What to work on: Transcribe all of the material exactly. Any picture in it should be left out.

Data excerpts:
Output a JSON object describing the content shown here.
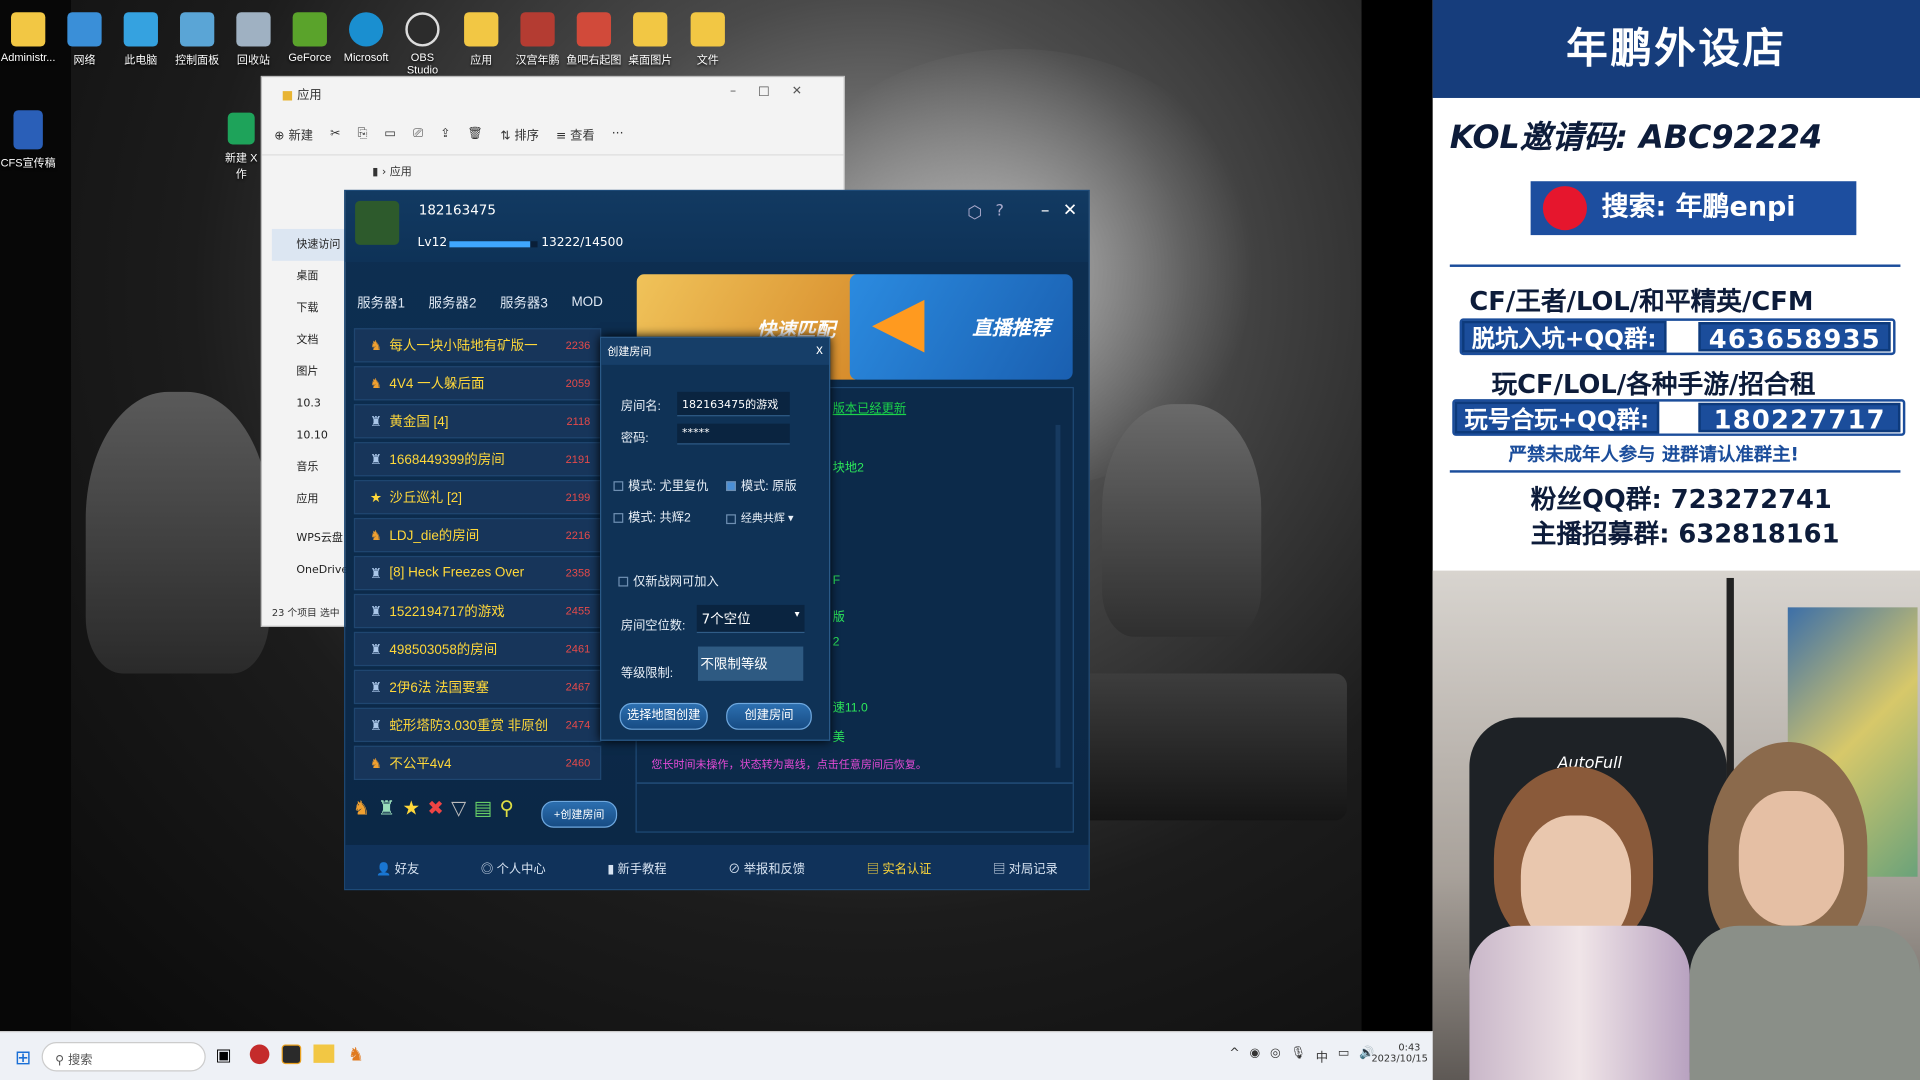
{
  "desktop": {
    "icons": [
      "Administr...",
      "网络",
      "此电脑",
      "控制面板",
      "回收站",
      "GeForce",
      "Microsoft",
      "OBS Studio",
      "应用",
      "汉宫年鹏",
      "鱼吧右起图",
      "桌面图片",
      "文件"
    ],
    "left_icon": "CFS宣传稿",
    "partial_icon": "新建 X 作"
  },
  "explorer": {
    "title": "应用",
    "toolbar": [
      "新建",
      "排序",
      "查看",
      "···"
    ],
    "path": "应用",
    "nav": [
      "快速访问",
      "桌面",
      "下载",
      "文档",
      "图片",
      "10.3",
      "10.10",
      "音乐",
      "应用",
      "WPS云盘",
      "OneDrive"
    ],
    "status": "23 个项目",
    "status2": "选中"
  },
  "game": {
    "user_id": "182163475",
    "level": "Lv12",
    "exp": "13222/14500",
    "exp_fraction": 0.912,
    "tabs": [
      "服务器1",
      "服务器2",
      "服务器3",
      "MOD"
    ],
    "rooms": [
      {
        "name": "每人一块小陆地有矿版一",
        "count": "2236",
        "icon": "soldier"
      },
      {
        "name": "4V4 一人躲后面",
        "count": "2059",
        "icon": "soldier"
      },
      {
        "name": "黄金国 [4]",
        "count": "2118",
        "icon": "tower"
      },
      {
        "name": "1668449399的房间",
        "count": "2191",
        "icon": "tower"
      },
      {
        "name": "沙丘巡礼 [2]",
        "count": "2199",
        "icon": "star"
      },
      {
        "name": "LDJ_die的房间",
        "count": "2216",
        "icon": "soldier"
      },
      {
        "name": "[8] Heck Freezes Over",
        "count": "2358",
        "icon": "tower"
      },
      {
        "name": "1522194717的游戏",
        "count": "2455",
        "icon": "tower"
      },
      {
        "name": "498503058的房间",
        "count": "2461",
        "icon": "tower"
      },
      {
        "name": "2伊6法 法国要塞",
        "count": "2467",
        "icon": "tower"
      },
      {
        "name": "蛇形塔防3.030重赏 非原创",
        "count": "2474",
        "icon": "tower"
      },
      {
        "name": "不公平4v4",
        "count": "2460",
        "icon": "soldier"
      }
    ],
    "create_room_btn": "+创建房间",
    "banner1": "快速匹配",
    "banner2": "直播推荐",
    "update_text": "版本已经更新",
    "green_lines": [
      "块地2",
      "F",
      "版",
      "2",
      "速11.0",
      "美"
    ],
    "idle_msg": "您长时间未操作，状态转为离线，点击任意房间后恢复。",
    "bottom": [
      "好友",
      "个人中心",
      "新手教程",
      "举报和反馈",
      "实名认证",
      "对局记录"
    ]
  },
  "dialog": {
    "title": "创建房间",
    "close": "x",
    "room_name_label": "房间名:",
    "room_name": "182163475的游戏",
    "password_label": "密码:",
    "password": "*****",
    "mode1": "模式: 尤里复仇",
    "mode2": "模式: 原版",
    "mode3": "模式: 共辉2",
    "mode4": "经典共辉",
    "newnet_only": "仅新战网可加入",
    "slots_label": "房间空位数:",
    "slots": "7个空位",
    "level_label": "等级限制:",
    "level": "不限制等级",
    "btn_map": "选择地图创建",
    "btn_create": "创建房间"
  },
  "right": {
    "title": "年鹏外设店",
    "kol": "KOL邀请码: ABC92224",
    "search": "搜索: 年鹏enpi",
    "line1": "CF/王者/LOL/和平精英/CFM",
    "qq1_label": "脱坑入坑+QQ群:",
    "qq1": "463658935",
    "line2": "玩CF/LOL/各种手游/招合租",
    "qq2_label": "玩号合玩+QQ群:",
    "qq2": "180227717",
    "warn": "严禁未成年人参与  进群请认准群主!",
    "fans": "粉丝QQ群: 723272741",
    "anchor": "主播招募群: 632818161",
    "chair": "AutoFull"
  },
  "taskbar": {
    "search": "搜索",
    "time": "0:43",
    "date": "2023/10/15",
    "ime": "中"
  }
}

Finished task:
Output a JSON object describing the content shown here.
{
  "desktop": {
    "icons": [
      "Administr...",
      "网络",
      "此电脑",
      "控制面板",
      "回收站",
      "GeForce",
      "Microsoft",
      "OBS Studio",
      "应用",
      "汉宫年鹏",
      "鱼吧右起图",
      "桌面图片",
      "文件"
    ],
    "left_icon": "CFS宣传稿",
    "partial_icon": "新建 X 作"
  },
  "explorer": {
    "title": "应用",
    "toolbar": [
      "新建",
      "排序",
      "查看",
      "···"
    ],
    "path": "应用",
    "nav": [
      "快速访问",
      "桌面",
      "下载",
      "文档",
      "图片",
      "10.3",
      "10.10",
      "音乐",
      "应用",
      "WPS云盘",
      "OneDrive"
    ],
    "status": "23 个项目",
    "status2": "选中"
  },
  "game": {
    "user_id": "182163475",
    "level": "Lv12",
    "exp": "13222/14500",
    "exp_fraction": 0.912,
    "tabs": [
      "服务器1",
      "服务器2",
      "服务器3",
      "MOD"
    ],
    "rooms": [
      {
        "name": "每人一块小陆地有矿版一",
        "count": "2236",
        "icon": "soldier"
      },
      {
        "name": "4V4 一人躲后面",
        "count": "2059",
        "icon": "soldier"
      },
      {
        "name": "黄金国 [4]",
        "count": "2118",
        "icon": "tower"
      },
      {
        "name": "1668449399的房间",
        "count": "2191",
        "icon": "tower"
      },
      {
        "name": "沙丘巡礼 [2]",
        "count": "2199",
        "icon": "star"
      },
      {
        "name": "LDJ_die的房间",
        "count": "2216",
        "icon": "soldier"
      },
      {
        "name": "[8] Heck Freezes Over",
        "count": "2358",
        "icon": "tower"
      },
      {
        "name": "1522194717的游戏",
        "count": "2455",
        "icon": "tower"
      },
      {
        "name": "498503058的房间",
        "count": "2461",
        "icon": "tower"
      },
      {
        "name": "2伊6法 法国要塞",
        "count": "2467",
        "icon": "tower"
      },
      {
        "name": "蛇形塔防3.030重赏 非原创",
        "count": "2474",
        "icon": "tower"
      },
      {
        "name": "不公平4v4",
        "count": "2460",
        "icon": "soldier"
      }
    ],
    "create_room_btn": "+创建房间",
    "banner1": "快速匹配",
    "banner2": "直播推荐",
    "update_text": "版本已经更新",
    "green_lines": [
      "块地2",
      "F",
      "版",
      "2",
      "速11.0",
      "美"
    ],
    "idle_msg": "您长时间未操作，状态转为离线，点击任意房间后恢复。",
    "bottom": [
      "好友",
      "个人中心",
      "新手教程",
      "举报和反馈",
      "实名认证",
      "对局记录"
    ]
  },
  "dialog": {
    "title": "创建房间",
    "close": "x",
    "room_name_label": "房间名:",
    "room_name": "182163475的游戏",
    "password_label": "密码:",
    "password": "*****",
    "mode1": "模式: 尤里复仇",
    "mode2": "模式: 原版",
    "mode3": "模式: 共辉2",
    "mode4": "经典共辉",
    "newnet_only": "仅新战网可加入",
    "slots_label": "房间空位数:",
    "slots": "7个空位",
    "level_label": "等级限制:",
    "level": "不限制等级",
    "btn_map": "选择地图创建",
    "btn_create": "创建房间"
  },
  "right": {
    "title": "年鹏外设店",
    "kol": "KOL邀请码: ABC92224",
    "search": "搜索: 年鹏enpi",
    "line1": "CF/王者/LOL/和平精英/CFM",
    "qq1_label": "脱坑入坑+QQ群:",
    "qq1": "463658935",
    "line2": "玩CF/LOL/各种手游/招合租",
    "qq2_label": "玩号合玩+QQ群:",
    "qq2": "180227717",
    "warn": "严禁未成年人参与  进群请认准群主!",
    "fans": "粉丝QQ群: 723272741",
    "anchor": "主播招募群: 632818161",
    "chair": "AutoFull"
  },
  "taskbar": {
    "search": "搜索",
    "time": "0:43",
    "date": "2023/10/15",
    "ime": "中"
  }
}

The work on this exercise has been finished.